▶ [What you should do] Go through the material and tally the lines containing the string "JSON". Give the total alone.

▶ [Data for this exercise]
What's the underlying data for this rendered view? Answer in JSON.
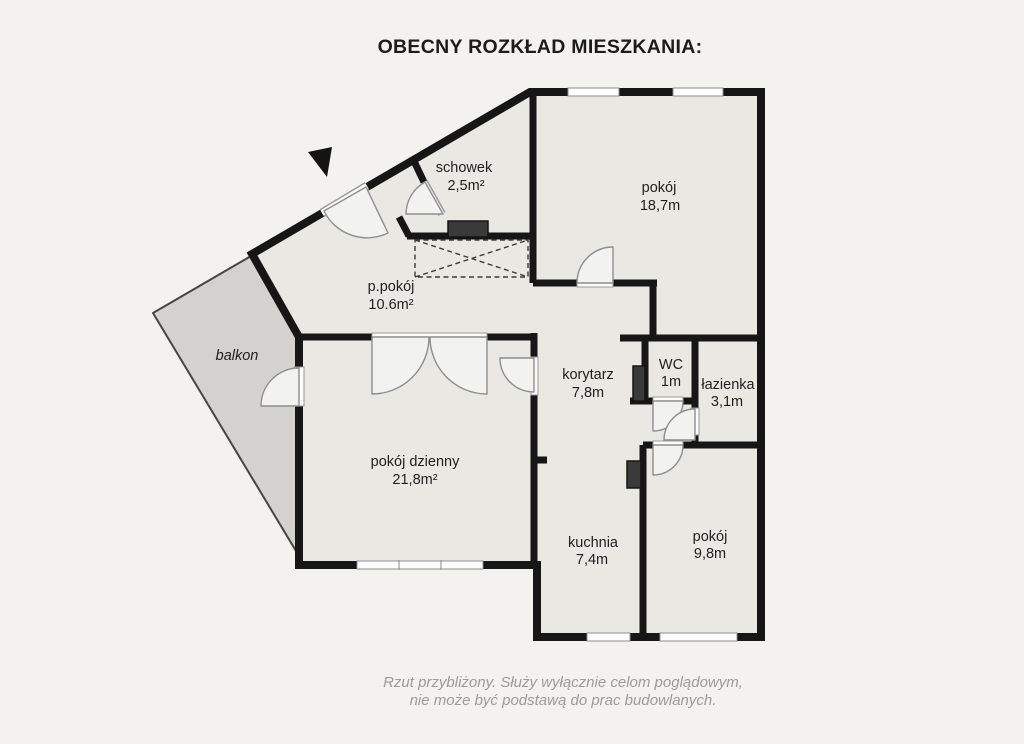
{
  "title": "OBECNY ROZKŁAD MIESZKANIA:",
  "rooms": {
    "schowek": {
      "name": "schowek",
      "area": "2,5m²"
    },
    "pokoj_gorny": {
      "name": "pokój",
      "area": "18,7m"
    },
    "p_pokoj": {
      "name": "p.pokój",
      "area": "10.6m²"
    },
    "balkon": {
      "name": "balkon"
    },
    "korytarz": {
      "name": "korytarz",
      "area": "7,8m"
    },
    "wc": {
      "name": "WC",
      "area": "1m"
    },
    "lazienka": {
      "name": "łazienka",
      "area": "3,1m"
    },
    "pokoj_dzienny": {
      "name": "pokój dzienny",
      "area": "21,8m²"
    },
    "kuchnia": {
      "name": "kuchnia",
      "area": "7,4m"
    },
    "pokoj_dolny": {
      "name": "pokój",
      "area": "9,8m"
    }
  },
  "footer": {
    "line1": "Rzut przybliżony. Służy wyłącznie celom poglądowym,",
    "line2": "nie może być podstawą do prac budowlanych."
  },
  "colors": {
    "background": "#f3f2ee",
    "floor": "#e9e8e3",
    "balcony": "#d3d2ce",
    "wall": "#161616",
    "shaft": "#3a3a3a"
  }
}
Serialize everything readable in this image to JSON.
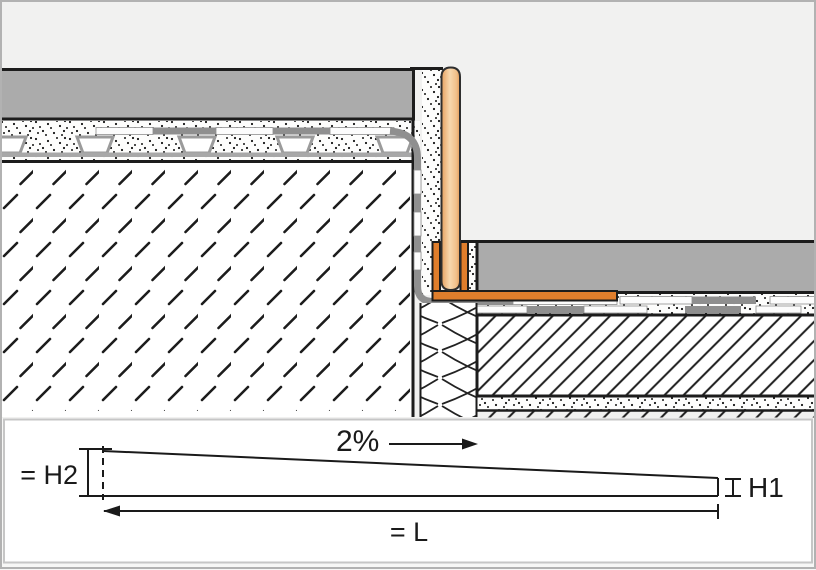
{
  "labels": {
    "slope_percent": "2%",
    "height_left": "= H2",
    "height_right": "H1",
    "length": "= L"
  },
  "diagram": {
    "type": "slope-wedge-schematic",
    "slope": "2%",
    "slope_direction": "right",
    "left_height_label": "= H2",
    "right_height_label": "H1",
    "length_label": "= L"
  },
  "colors": {
    "sky": "#F1F1F0",
    "tile": "#ABABAB",
    "outline": "#1C1C1C",
    "membrane": "#8F8F8F",
    "profile_orange": "#E07E2C",
    "profile_bar_light": "#F2C08F",
    "drainage_gray": "#A8A8A8",
    "panel_border": "#C6C6C6",
    "frame_border": "#B2B2B2"
  }
}
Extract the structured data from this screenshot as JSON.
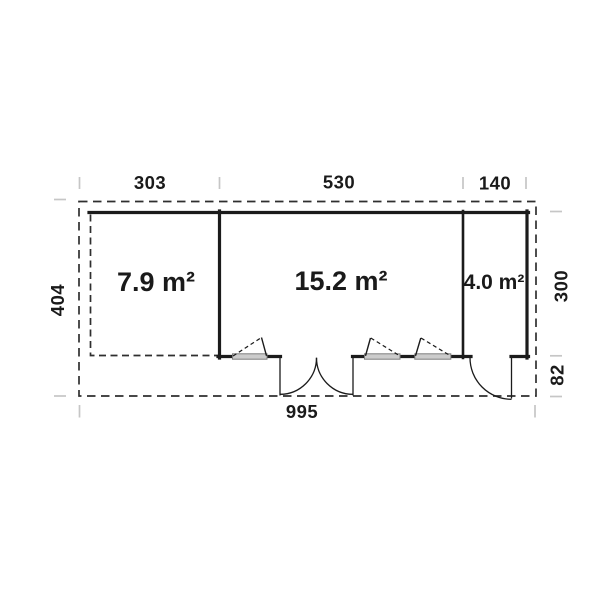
{
  "plan": {
    "type": "floorplan",
    "rooms": [
      {
        "name": "terrace",
        "area": "7.9 m²"
      },
      {
        "name": "main-room",
        "area": "15.2 m²"
      },
      {
        "name": "annex-room",
        "area": "4.0 m²"
      }
    ],
    "dimensions": {
      "top": [
        "303",
        "530",
        "140"
      ],
      "bottom": "995",
      "left": "404",
      "right_upper": "300",
      "right_lower": "82"
    },
    "colors": {
      "wall": "#1b1b1b",
      "dashed_outline": "#2f2f2f",
      "tick": "#c6c6c6",
      "window_fill": "#cccccc",
      "window_border": "#7d7d7d",
      "text": "#1a1a1a",
      "background": "#ffffff"
    }
  }
}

▶ [Exercise response] 3